— start of Text block —

BookmarkSubscribeRSS Feed

SAS Custom Task Tuesday: How to create the Three-panel Visualization task

Started ‎10-19-2017 by
Modified ‎08-04-2021 by
Views 4,540

small.jpg

In this article, I'll take you through the steps of creating a really useful univariate visualization.  It's inspired (okay...copied) from this blog by @Rick_SAS: A three-panel visualization of a distribution.  With Rick's permission, I adapted his code into a SAS Enterprise Guide custom task for use in my SAS course.  But in this article, we're going to create a SAS Studio version of it -- which turns out to be really easy to do.

 

Here's what the task looks like when run.  Interested? Then read on to see how to build it.  Or you can download/use it as is.  The code is on GitHub.

 

ct_3panel.png

 

 

Step 1: Getting Started

 new task.png

In SAS Studio, under the Task and Utilities section, open a “New Task” as well as the “Sample Task.” We will copy and paste the necessary Velocity Template code from the Sample Task to our task.

 

Step 2: Naming and Saving the Task

 

At the top of the VTL code for your New Task, you will need to fill in the Name and Description portions to reflect the information shown below:

Name: Three-panel Visualization

Description: A three-panel visualization for univariate data.

After you’ve done that, you should save this task to your My Tasks folder, so you don’t lose it. Click theedity.pngbutton in the upper left corner of the task to save.

 

Step 3: Fill in Metadata Portion

 

This task is simple -- just a few controls for the options.  The main two pieces of information that we need to collect are: the name of the data set we're working with, and the name of the numeric variable that we want to plot.  I've also added a couple of nice-to-have options that an end-user might want to tweak: an optional title for the plot, and the dimensions (in pixels) for the resulting graph image.

— end of Text block —
— start of Given records —

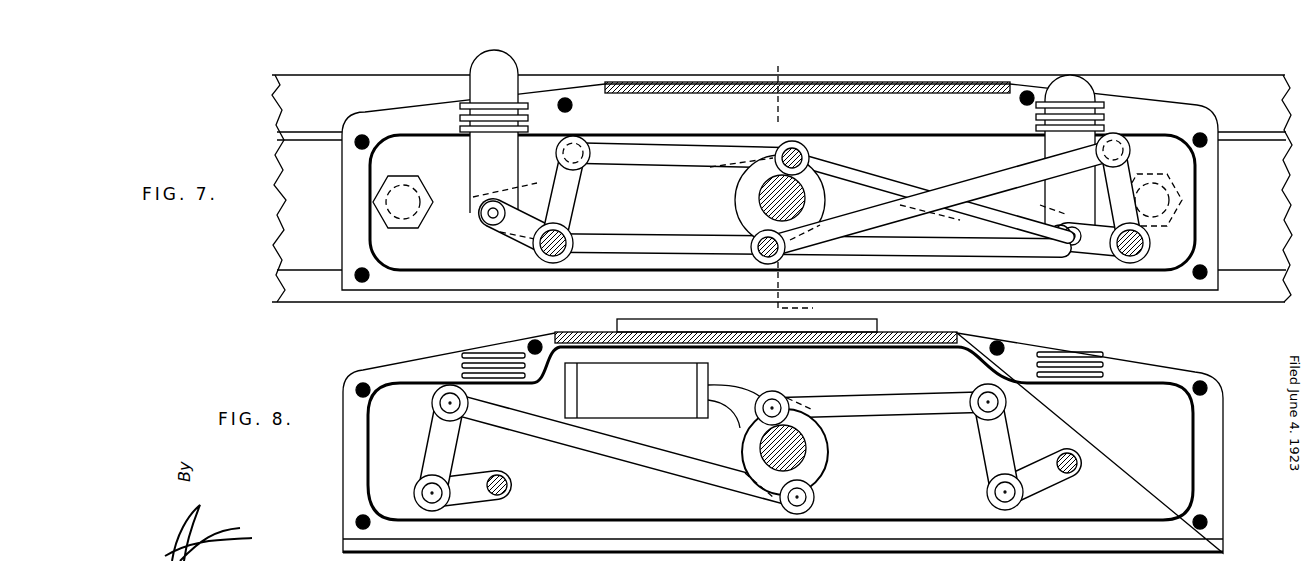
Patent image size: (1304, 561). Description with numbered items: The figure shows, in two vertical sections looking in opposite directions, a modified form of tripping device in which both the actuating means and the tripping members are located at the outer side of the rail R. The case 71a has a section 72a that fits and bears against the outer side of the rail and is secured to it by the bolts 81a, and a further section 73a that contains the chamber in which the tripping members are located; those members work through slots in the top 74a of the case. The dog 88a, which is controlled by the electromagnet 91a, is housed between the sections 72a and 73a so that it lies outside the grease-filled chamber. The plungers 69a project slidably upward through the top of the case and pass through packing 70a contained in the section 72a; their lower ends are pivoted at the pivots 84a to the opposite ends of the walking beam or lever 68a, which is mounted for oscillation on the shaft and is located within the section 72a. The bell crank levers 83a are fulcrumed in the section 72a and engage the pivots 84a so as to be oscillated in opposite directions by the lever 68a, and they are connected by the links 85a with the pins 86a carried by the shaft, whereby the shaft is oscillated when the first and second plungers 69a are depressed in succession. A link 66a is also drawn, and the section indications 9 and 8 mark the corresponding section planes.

— end of Given records —
— start of Given records —

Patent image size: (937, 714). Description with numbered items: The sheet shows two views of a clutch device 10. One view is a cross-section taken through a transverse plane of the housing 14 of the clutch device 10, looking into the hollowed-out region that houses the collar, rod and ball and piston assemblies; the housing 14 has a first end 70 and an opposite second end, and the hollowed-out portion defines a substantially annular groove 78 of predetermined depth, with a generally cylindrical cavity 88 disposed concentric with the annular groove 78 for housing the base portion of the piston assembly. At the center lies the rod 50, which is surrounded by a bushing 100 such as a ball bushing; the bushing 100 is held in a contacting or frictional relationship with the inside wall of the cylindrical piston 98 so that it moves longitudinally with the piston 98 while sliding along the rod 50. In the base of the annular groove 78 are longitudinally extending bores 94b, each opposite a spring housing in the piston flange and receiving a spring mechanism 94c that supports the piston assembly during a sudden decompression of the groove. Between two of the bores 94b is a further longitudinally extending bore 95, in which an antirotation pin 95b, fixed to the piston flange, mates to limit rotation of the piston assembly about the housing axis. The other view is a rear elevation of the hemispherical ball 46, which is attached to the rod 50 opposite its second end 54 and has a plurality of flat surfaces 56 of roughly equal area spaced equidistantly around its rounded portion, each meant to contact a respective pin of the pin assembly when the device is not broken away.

— end of Given records —

§ Written tasks:
**a)** In the article on the Three-panel Visualization task, which folder should the new task be saved to?
**b)** Write out everything in the article on the Three-panel Visualization task from "SAS Custom Task" down to "easy to do.".
**c)** Extend the article on the Three-panel Visualization task, picking up after its final sentence.

§ In response:
**a)** The My Tasks folder.

**b)**
SAS Custom Task Tuesday: How to create the Three-panel Visualization task

Started ‎10-19-2017 by
Modified ‎08-04-2021 by
Views 4,540

small.jpg

In this article, I'll take you through the steps of creating a really useful univariate visualization.  It's inspired (okay...copied) from this blog by @Rick_SAS: A three-panel visualization of a distribution.  With Rick's permission, I adapted his code into a SAS Enterprise Guide custom task for use in my SAS course.  But in this article, we're going to create a SAS Studio version of it -- which turns out to be really easy to do.

**c)**
Here's the full Metadata portion of the task:

 

<Metadata>
<DataSources>
  <DataSource name="DATASOURCE">
  <Roles>
   <Role maxVars="1" minVars="1" name="PLOTVAR" order="true" type="N">Select variable to plot:</Role>
  </Roles>
  </DataSource>
</DataSources>
<Options>
 <Option inputType="string" name="DATATAB">OPTIONS</Option>
 <Option inputType="string" name="DATAGROUP">DATASET</Option> 
 <Option inputType="string" name="ROLESGROUP1">PLOT VARIABLE</Option>
 <Option inputType="string" name="GROUPTEXT">OPTIONS</Option> 
 <Option defaultValue="" missingMessage="Missing title" 
   inputType="inputtext" name="textTITLE" 
   required="false">Enter a name plot title (optional):</Option>
 <Option defaultValue="600" inputType="numbertext" 
   invalidMessage="Invalid value. Enter a number between 100 and 10000." maxValue="10000" minValue="100" 
   missingMessage="Enter a height between 100 and 10000." name="Height" 
   promptMessage="Enter a height between 100 and 10000."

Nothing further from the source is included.